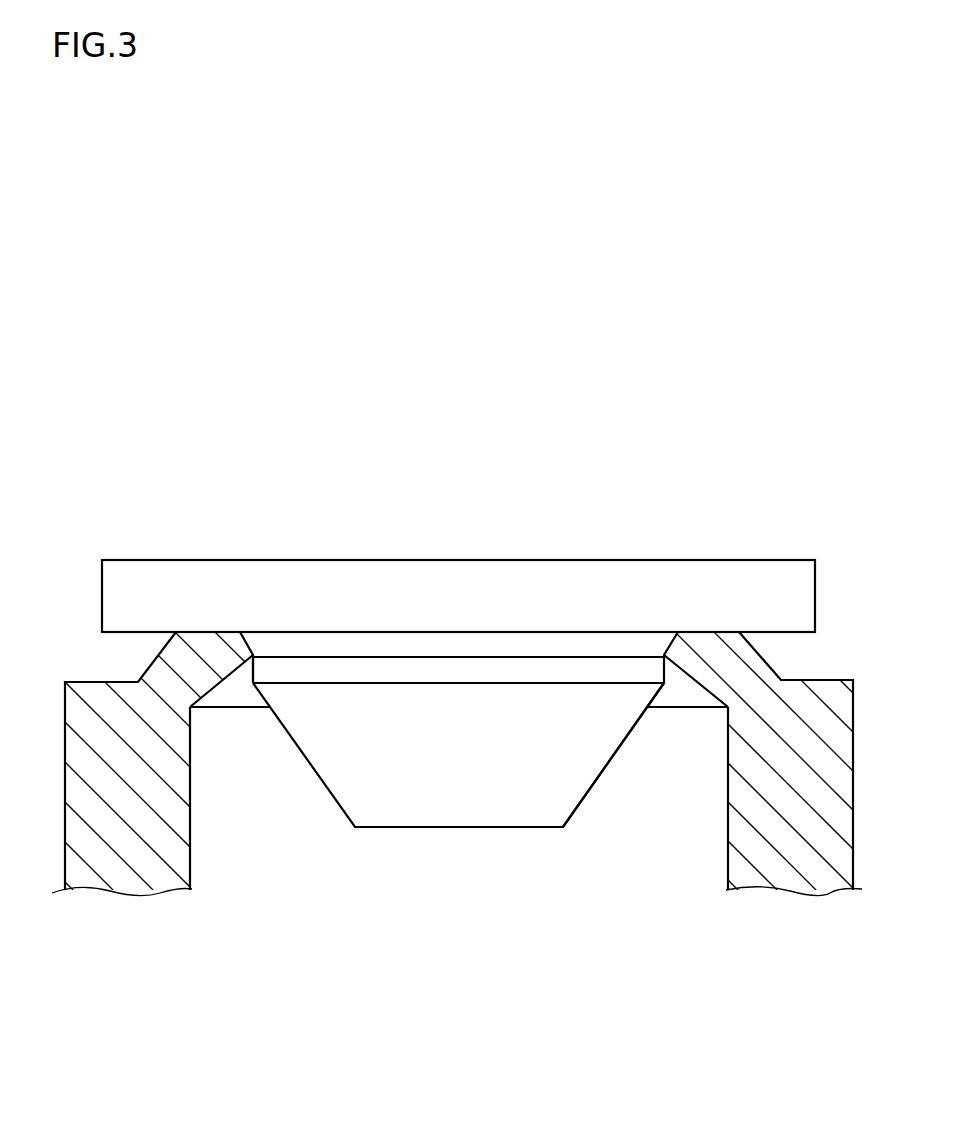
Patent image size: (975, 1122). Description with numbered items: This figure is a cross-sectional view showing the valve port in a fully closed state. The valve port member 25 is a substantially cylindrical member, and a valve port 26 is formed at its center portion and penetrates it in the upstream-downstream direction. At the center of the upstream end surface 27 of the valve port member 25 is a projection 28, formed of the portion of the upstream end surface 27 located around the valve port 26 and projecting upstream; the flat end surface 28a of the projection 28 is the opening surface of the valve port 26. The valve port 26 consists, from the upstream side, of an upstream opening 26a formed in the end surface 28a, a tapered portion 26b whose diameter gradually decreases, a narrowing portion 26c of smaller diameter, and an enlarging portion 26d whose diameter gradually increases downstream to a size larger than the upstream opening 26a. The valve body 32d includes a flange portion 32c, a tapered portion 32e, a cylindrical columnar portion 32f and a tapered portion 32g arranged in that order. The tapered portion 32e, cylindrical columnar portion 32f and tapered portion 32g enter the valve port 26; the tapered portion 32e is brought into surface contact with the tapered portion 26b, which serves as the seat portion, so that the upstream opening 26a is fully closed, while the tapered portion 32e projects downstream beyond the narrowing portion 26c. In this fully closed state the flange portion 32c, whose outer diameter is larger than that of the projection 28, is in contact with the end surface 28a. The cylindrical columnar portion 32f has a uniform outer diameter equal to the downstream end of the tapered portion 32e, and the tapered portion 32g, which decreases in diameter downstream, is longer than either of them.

The valve port member 25 is at (100, 888).
The valve port 26 is at (458, 596).
The upstream opening 26a is at (455, 632).
The tapered portion 26b is at (240, 634).
The narrowing portion 26c is at (251, 659).
The enlarging portion 26d is at (222, 684).
The upstream end surface 27 is at (90, 683).
The projection 28 is at (750, 664).
The end surface 28a is at (207, 631).
The flange portion 32c is at (711, 573).
The valve body 32d is at (442, 768).
The tapered portion 32e is at (712, 694).
The cylindrical columnar portion 32f is at (665, 676).
The tapered portion 32g is at (600, 776).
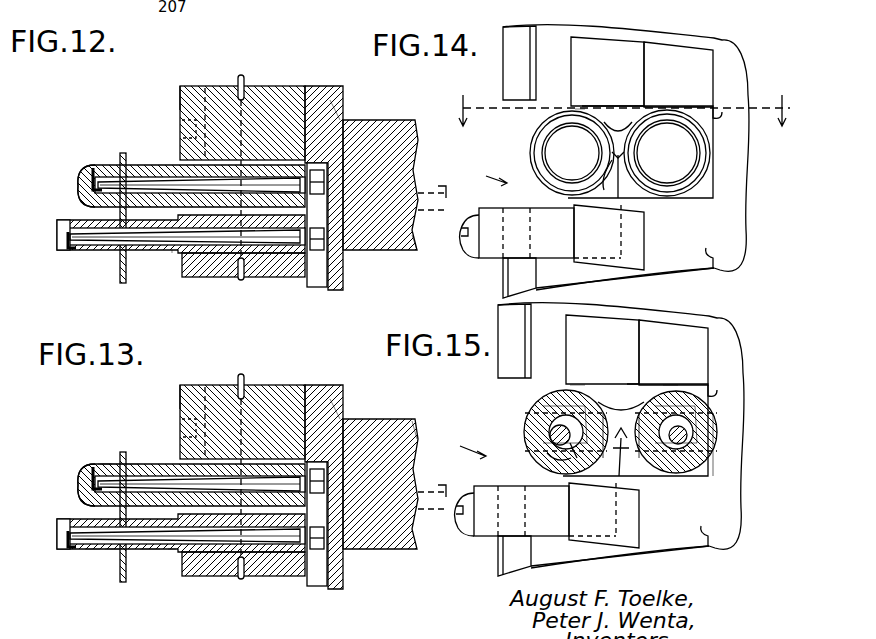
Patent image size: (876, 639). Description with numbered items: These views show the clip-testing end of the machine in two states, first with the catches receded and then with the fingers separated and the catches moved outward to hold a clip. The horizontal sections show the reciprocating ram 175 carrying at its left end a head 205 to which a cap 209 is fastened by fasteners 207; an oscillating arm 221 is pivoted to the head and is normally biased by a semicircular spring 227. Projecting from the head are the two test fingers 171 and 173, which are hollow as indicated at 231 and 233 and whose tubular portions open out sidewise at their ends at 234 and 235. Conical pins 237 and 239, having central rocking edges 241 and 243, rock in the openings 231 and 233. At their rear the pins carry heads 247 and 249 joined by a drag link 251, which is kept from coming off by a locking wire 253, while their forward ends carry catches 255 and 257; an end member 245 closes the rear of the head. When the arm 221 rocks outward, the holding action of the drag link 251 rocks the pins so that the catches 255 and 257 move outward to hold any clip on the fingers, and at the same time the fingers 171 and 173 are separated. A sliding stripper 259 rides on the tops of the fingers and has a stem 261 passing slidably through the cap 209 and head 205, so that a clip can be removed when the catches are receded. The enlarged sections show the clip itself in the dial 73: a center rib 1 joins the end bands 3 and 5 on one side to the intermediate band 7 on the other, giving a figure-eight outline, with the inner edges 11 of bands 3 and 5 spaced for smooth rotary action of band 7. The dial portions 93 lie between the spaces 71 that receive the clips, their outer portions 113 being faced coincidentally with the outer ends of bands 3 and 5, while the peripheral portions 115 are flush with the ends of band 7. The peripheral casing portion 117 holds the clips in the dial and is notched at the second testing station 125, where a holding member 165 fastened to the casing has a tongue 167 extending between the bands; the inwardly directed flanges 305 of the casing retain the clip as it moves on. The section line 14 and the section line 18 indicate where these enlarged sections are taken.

In FIG. 14, the nozzle slot 1 is at (620, 140).
In FIG. 15, the nozzle slot 1 is at (621, 419).
In FIG. 13, the nozzle tube 3 is at (96, 572).
In FIG. 14, the nozzle tube 3 is at (545, 153).
In FIG. 15, the nozzle tube 3 is at (601, 432).
In FIG. 13, the nozzle sleeve 5 is at (146, 579).
In FIG. 14, the nozzle sleeve 5 is at (534, 137).
In FIG. 15, the nozzle sleeve 5 is at (552, 438).
In FIG. 13, the nozzle block 7 is at (119, 444).
In FIG. 14, the nozzle block 7 is at (702, 175).
In FIG. 15, the nozzle block 7 is at (660, 430).
In FIG. 13, the nozzle tip 11 is at (120, 570).
In FIG. 13, the nozzle head 14 is at (94, 433).
In FIG. 14, the nozzle head 14 is at (600, 106).
In FIG. 15, the nozzle head 14 is at (594, 371).
In FIG. 14, the section line 18 is at (613, 102).
In FIG. 14, the housing recess 71 is at (718, 116).
In FIG. 15, the housing recess 71 is at (719, 445).
In FIG. 14, the housing wall 73 is at (742, 163).
In FIG. 15, the housing wall 73 is at (637, 435).
In FIG. 14, the guide block 93 is at (571, 72).
In FIG. 15, the guide block 93 is at (556, 425).
In FIG. 14, the guide plate 113 is at (644, 70).
In FIG. 15, the guide plate 113 is at (638, 425).
In FIG. 14, the mounting surface 115 is at (697, 106).
In FIG. 15, the mounting surface 115 is at (665, 367).
In FIG. 14, the bottom wall 117 is at (630, 274).
In FIG. 15, the bottom wall 117 is at (620, 560).
In FIG. 14, the direction of view 125 is at (483, 171).
In FIG. 15, the direction of view 125 is at (459, 441).
In FIG. 14, the end boss 165 is at (484, 258).
In FIG. 15, the end boss 165 is at (471, 532).
In FIG. 14, the separating rod 167 is at (630, 202).
In FIG. 15, the separating rod 167 is at (651, 478).
In FIG. 12, the lower tube 171 is at (68, 220).
In FIG. 13, the lower tube 171 is at (167, 533).
In FIG. 15, the lower tube 171 is at (562, 391).
In FIG. 12, the upper tube 173 is at (110, 165).
In FIG. 13, the upper tube 173 is at (175, 494).
In FIG. 15, the upper tube 173 is at (683, 396).
In FIG. 12, the mounting block 175 is at (404, 240).
In FIG. 13, the mounting block 175 is at (410, 417).
In FIG. 12, the end block 205 is at (318, 87).
In FIG. 13, the end block 205 is at (324, 470).
In FIG. 12, the body block 207 is at (180, 110).
In FIG. 13, the body block 207 is at (164, 396).
In FIG. 12, the body block 209 is at (268, 90).
In FIG. 13, the body block 209 is at (242, 410).
In FIG. 12, the lower body block 221 is at (226, 270).
In FIG. 13, the lower body block 221 is at (244, 583).
In FIG. 12, the clamping bolt 227 is at (241, 76).
In FIG. 13, the clamping bolt 227 is at (249, 483).
In FIG. 12, the lower mandrel 231 is at (140, 250).
In FIG. 13, the lower mandrel 231 is at (185, 569).
In FIG. 15, the lower mandrel 231 is at (586, 476).
In FIG. 12, the upper mandrel 233 is at (150, 175).
In FIG. 13, the upper mandrel 233 is at (191, 471).
In FIG. 15, the upper mandrel 233 is at (699, 460).
In FIG. 12, the lower tube end 234 is at (60, 248).
In FIG. 13, the lower tube end 234 is at (48, 547).
In FIG. 12, the upper tube end 235 is at (85, 180).
In FIG. 13, the upper tube end 235 is at (71, 478).
In FIG. 12, the lower passage 237 is at (208, 258).
In FIG. 13, the lower passage 237 is at (188, 589).
In FIG. 15, the lower passage 237 is at (532, 465).
In FIG. 12, the bolt hole 239 is at (205, 88).
In FIG. 13, the bolt hole 239 is at (217, 409).
In FIG. 15, the bolt hole 239 is at (744, 457).
In FIG. 12, the lower sleeve 241 is at (172, 262).
In FIG. 13, the lower sleeve 241 is at (162, 575).
In FIG. 12, the upper sleeve 243 is at (182, 140).
In FIG. 13, the upper sleeve 243 is at (173, 425).
In FIG. 12, the end plate 245 is at (314, 280).
In FIG. 13, the end plate 245 is at (333, 542).
In FIG. 12, the lower nut 247 is at (326, 258).
In FIG. 13, the lower nut 247 is at (348, 554).
In FIG. 12, the support block 249 is at (360, 125).
In FIG. 13, the support block 249 is at (380, 472).
In FIG. 12, the shoulder 251 is at (342, 112).
In FIG. 13, the shoulder 251 is at (355, 398).
In FIG. 12, the upper nut 253 is at (322, 238).
In FIG. 13, the upper nut 253 is at (366, 517).
In FIG. 12, the lower tube lip 255 is at (70, 252).
In FIG. 13, the lower tube lip 255 is at (76, 567).
In FIG. 15, the lower tube lip 255 is at (521, 433).
In FIG. 12, the upper tube lip 257 is at (93, 167).
In FIG. 13, the upper tube lip 257 is at (80, 458).
In FIG. 15, the upper tube lip 257 is at (707, 432).
In FIG. 12, the locating pin 259 is at (123, 283).
In FIG. 13, the locating pin 259 is at (135, 501).
In FIG. 12, the axis 261 is at (437, 192).
In FIG. 13, the axis 261 is at (430, 488).
In FIG. 14, the side plate 305 is at (535, 50).
In FIG. 15, the side plate 305 is at (493, 448).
#####
Rewrite the data from its start through the line containing "The narrowing portion 26c is at (251, 659).", replacing "fully closed" with "completely closed" and leaving everything else the same. Omit the pictures.

Patent image size: (975, 1122). Description with numbered items: This figure is a cross-sectional view showing the valve port in a completely closed state. The valve port member 25 is a substantially cylindrical member, and a valve port 26 is formed at its center portion and penetrates it in the upstream-downstream direction. At the center of the upstream end surface 27 of the valve port member 25 is a projection 28, formed of the portion of the upstream end surface 27 located around the valve port 26 and projecting upstream; the flat end surface 28a of the projection 28 is the opening surface of the valve port 26. The valve port 26 consists, from the upstream side, of an upstream opening 26a formed in the end surface 28a, a tapered portion 26b whose diameter gradually decreases, a narrowing portion 26c of smaller diameter, and an enlarging portion 26d whose diameter gradually increases downstream to a size larger than the upstream opening 26a. The valve body 32d includes a flange portion 32c, a tapered portion 32e, a cylindrical columnar portion 32f and a tapered portion 32g arranged in that order. The tapered portion 32e, cylindrical columnar portion 32f and tapered portion 32g enter the valve port 26; the tapered portion 32e is brought into surface contact with the tapered portion 26b, which serves as the seat portion, so that the upstream opening 26a is completely closed, while the tapered portion 32e projects downstream beyond the narrowing portion 26c. In this completely closed state the flange portion 32c, whose outer diameter is larger than that of the projection 28, is in contact with the end surface 28a. The cylindrical columnar portion 32f has a uniform outer diameter equal to the downstream end of the tapered portion 32e, and the tapered portion 32g, which decreases in diameter downstream, is longer than either of them.

The valve port member 25 is at (100, 888).
The valve port 26 is at (458, 596).
The upstream opening 26a is at (455, 632).
The tapered portion 26b is at (240, 634).
The narrowing portion 26c is at (251, 659).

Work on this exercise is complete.